**WRITTEN PROBLEM:**
Output the lines that follow exactly as they are.

■ ■ ■ ■

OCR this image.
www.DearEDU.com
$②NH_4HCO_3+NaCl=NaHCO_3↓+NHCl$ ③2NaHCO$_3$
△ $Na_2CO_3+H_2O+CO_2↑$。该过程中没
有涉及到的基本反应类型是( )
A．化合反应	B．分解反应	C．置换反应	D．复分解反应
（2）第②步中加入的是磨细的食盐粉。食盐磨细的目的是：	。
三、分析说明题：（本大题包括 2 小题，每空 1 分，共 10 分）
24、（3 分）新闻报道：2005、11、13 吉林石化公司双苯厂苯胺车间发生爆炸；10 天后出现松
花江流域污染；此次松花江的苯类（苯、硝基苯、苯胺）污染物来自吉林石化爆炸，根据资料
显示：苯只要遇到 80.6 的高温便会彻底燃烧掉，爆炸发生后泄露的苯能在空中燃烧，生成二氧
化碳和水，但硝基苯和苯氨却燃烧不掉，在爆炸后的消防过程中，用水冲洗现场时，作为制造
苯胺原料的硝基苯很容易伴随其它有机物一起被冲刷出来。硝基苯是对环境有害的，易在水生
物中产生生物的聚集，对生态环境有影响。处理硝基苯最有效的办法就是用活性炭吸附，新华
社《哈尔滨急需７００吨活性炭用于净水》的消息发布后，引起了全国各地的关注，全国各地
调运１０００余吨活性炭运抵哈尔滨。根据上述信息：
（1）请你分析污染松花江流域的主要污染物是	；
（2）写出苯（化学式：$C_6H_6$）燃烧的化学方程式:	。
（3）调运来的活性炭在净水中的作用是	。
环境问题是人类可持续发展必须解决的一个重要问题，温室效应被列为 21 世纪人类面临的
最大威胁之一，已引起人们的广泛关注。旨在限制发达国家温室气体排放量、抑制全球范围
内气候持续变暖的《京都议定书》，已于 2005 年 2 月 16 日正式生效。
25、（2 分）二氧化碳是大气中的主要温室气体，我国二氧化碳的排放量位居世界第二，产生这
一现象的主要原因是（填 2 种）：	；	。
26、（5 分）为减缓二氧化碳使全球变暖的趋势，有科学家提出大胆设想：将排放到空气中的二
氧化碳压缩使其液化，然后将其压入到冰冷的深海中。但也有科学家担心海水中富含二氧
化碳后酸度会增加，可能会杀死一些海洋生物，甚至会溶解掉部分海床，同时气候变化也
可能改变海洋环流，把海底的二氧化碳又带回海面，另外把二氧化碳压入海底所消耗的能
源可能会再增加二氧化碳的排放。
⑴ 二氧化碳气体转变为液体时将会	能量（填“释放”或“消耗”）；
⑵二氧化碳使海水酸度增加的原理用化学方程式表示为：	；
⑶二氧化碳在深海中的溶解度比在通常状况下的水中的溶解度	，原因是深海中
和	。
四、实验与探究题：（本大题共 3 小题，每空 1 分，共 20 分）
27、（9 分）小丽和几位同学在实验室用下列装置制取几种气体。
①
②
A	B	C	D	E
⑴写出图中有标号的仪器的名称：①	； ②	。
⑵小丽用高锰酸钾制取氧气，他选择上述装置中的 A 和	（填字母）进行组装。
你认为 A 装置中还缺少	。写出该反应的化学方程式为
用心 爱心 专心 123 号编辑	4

■ ■ ■ ■

**RESULT OF THE EXERCISE:**
OCR this image.
www.DearEDU.com
$②NH_4HCO_3+NaCl=NaHCO_3↓+NHCl$ ③2NaHCO$_3$
△ $Na_2CO_3+H_2O+CO_2↑$。该过程中没
有涉及到的基本反应类型是( )
A．化合反应	B．分解反应	C．置换反应	D．复分解反应
（2）第②步中加入的是磨细的食盐粉。食盐磨细的目的是：	。
三、分析说明题：（本大题包括 2 小题，每空 1 分，共 10 分）
24、（3 分）新闻报道：2005、11、13 吉林石化公司双苯厂苯胺车间发生爆炸；10 天后出现松
花江流域污染；此次松花江的苯类（苯、硝基苯、苯胺）污染物来自吉林石化爆炸，根据资料
显示：苯只要遇到 80.6 的高温便会彻底燃烧掉，爆炸发生后泄露的苯能在空中燃烧，生成二氧
化碳和水，但硝基苯和苯氨却燃烧不掉，在爆炸后的消防过程中，用水冲洗现场时，作为制造
苯胺原料的硝基苯很容易伴随其它有机物一起被冲刷出来。硝基苯是对环境有害的，易在水生
物中产生生物的聚集，对生态环境有影响。处理硝基苯最有效的办法就是用活性炭吸附，新华
社《哈尔滨急需７００吨活性炭用于净水》的消息发布后，引起了全国各地的关注，全国各地
调运１０００余吨活性炭运抵哈尔滨。根据上述信息：
（1）请你分析污染松花江流域的主要污染物是	；
（2）写出苯（化学式：$C_6H_6$）燃烧的化学方程式:	。
（3）调运来的活性炭在净水中的作用是	。
环境问题是人类可持续发展必须解决的一个重要问题，温室效应被列为 21 世纪人类面临的
最大威胁之一，已引起人们的广泛关注。旨在限制发达国家温室气体排放量、抑制全球范围
内气候持续变暖的《京都议定书》，已于 2005 年 2 月 16 日正式生效。
25、（2 分）二氧化碳是大气中的主要温室气体，我国二氧化碳的排放量位居世界第二，产生这
一现象的主要原因是（填 2 种）：	；	。
26、（5 分）为减缓二氧化碳使全球变暖的趋势，有科学家提出大胆设想：将排放到空气中的二
氧化碳压缩使其液化，然后将其压入到冰冷的深海中。但也有科学家担心海水中富含二氧
化碳后酸度会增加，可能会杀死一些海洋生物，甚至会溶解掉部分海床，同时气候变化也
可能改变海洋环流，把海底的二氧化碳又带回海面，另外把二氧化碳压入海底所消耗的能
源可能会再增加二氧化碳的排放。
⑴ 二氧化碳气体转变为液体时将会	能量（填“释放”或“消耗”）；
⑵二氧化碳使海水酸度增加的原理用化学方程式表示为：	；
⑶二氧化碳在深海中的溶解度比在通常状况下的水中的溶解度	，原因是深海中
和	。
四、实验与探究题：（本大题共 3 小题，每空 1 分，共 20 分）
27、（9 分）小丽和几位同学在实验室用下列装置制取几种气体。
①
②
A	B	C	D	E
⑴写出图中有标号的仪器的名称：①	； ②	。
⑵小丽用高锰酸钾制取氧气，他选择上述装置中的 A 和	（填字母）进行组装。
你认为 A 装置中还缺少	。写出该反应的化学方程式为
用心 爱心 专心 123 号编辑	4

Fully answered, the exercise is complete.